**The request**
Return the records that follow unaltered. Omit every picture.

**Material supplied**
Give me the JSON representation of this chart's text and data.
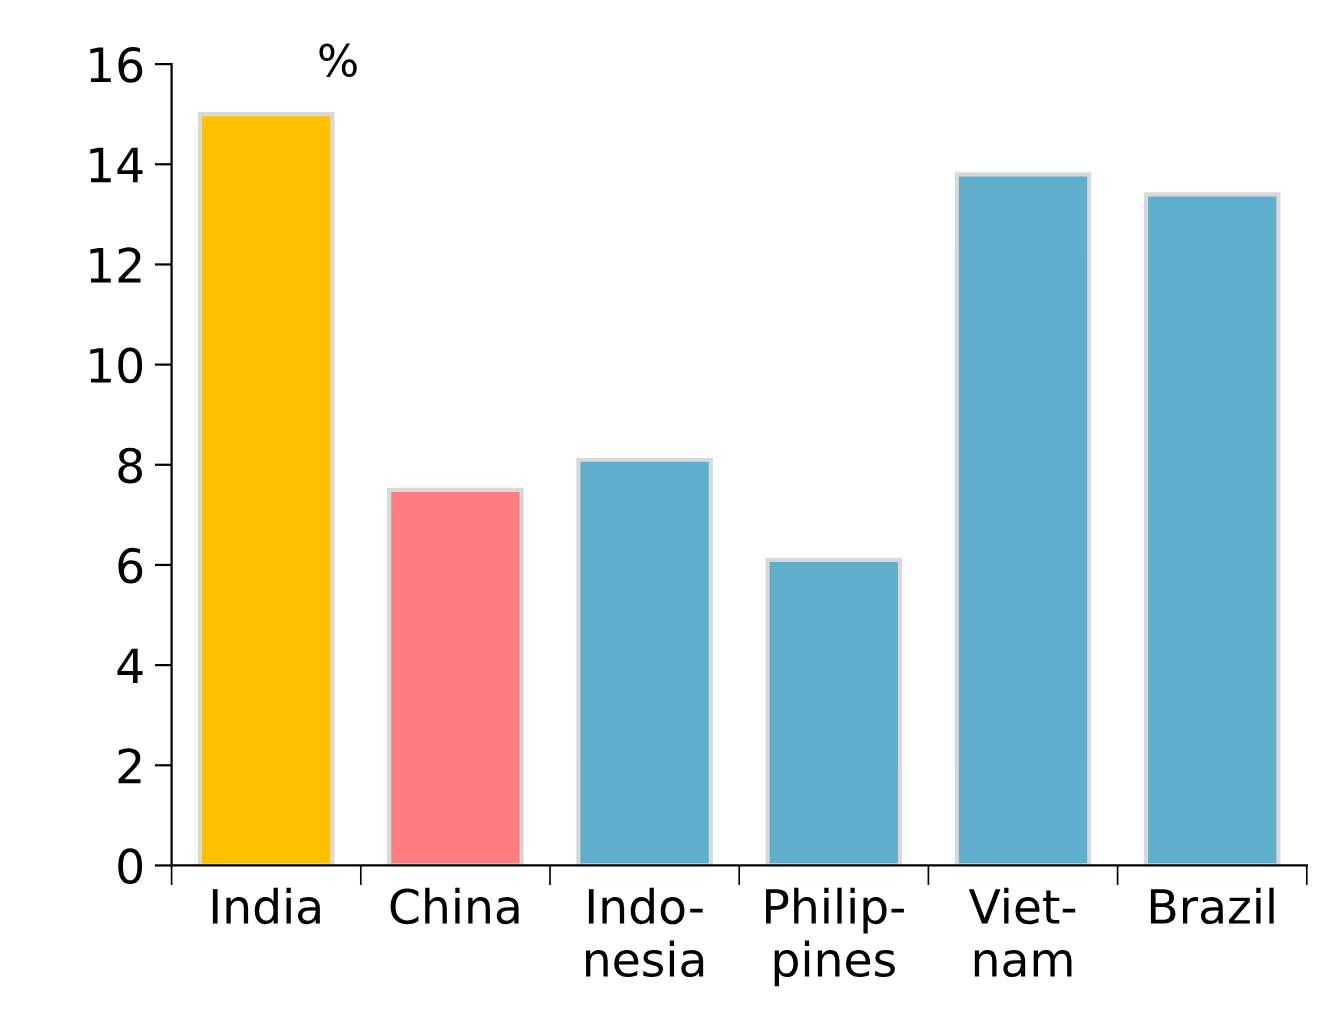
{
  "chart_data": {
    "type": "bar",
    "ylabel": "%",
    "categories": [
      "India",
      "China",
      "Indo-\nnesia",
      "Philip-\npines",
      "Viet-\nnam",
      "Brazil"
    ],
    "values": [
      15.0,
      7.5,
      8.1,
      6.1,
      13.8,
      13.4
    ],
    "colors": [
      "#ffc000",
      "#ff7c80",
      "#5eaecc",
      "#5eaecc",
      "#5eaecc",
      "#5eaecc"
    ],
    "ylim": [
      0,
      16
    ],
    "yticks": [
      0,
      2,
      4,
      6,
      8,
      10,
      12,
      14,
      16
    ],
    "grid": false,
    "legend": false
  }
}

**Exercise answer**
Give me the JSON representation of this chart's text and data.
{
  "chart_data": {
    "type": "bar",
    "ylabel": "%",
    "categories": [
      "India",
      "China",
      "Indo-\nnesia",
      "Philip-\npines",
      "Viet-\nnam",
      "Brazil"
    ],
    "values": [
      15.0,
      7.5,
      8.1,
      6.1,
      13.8,
      13.4
    ],
    "colors": [
      "#ffc000",
      "#ff7c80",
      "#5eaecc",
      "#5eaecc",
      "#5eaecc",
      "#5eaecc"
    ],
    "ylim": [
      0,
      16
    ],
    "yticks": [
      0,
      2,
      4,
      6,
      8,
      10,
      12,
      14,
      16
    ],
    "grid": false,
    "legend": false
  }
}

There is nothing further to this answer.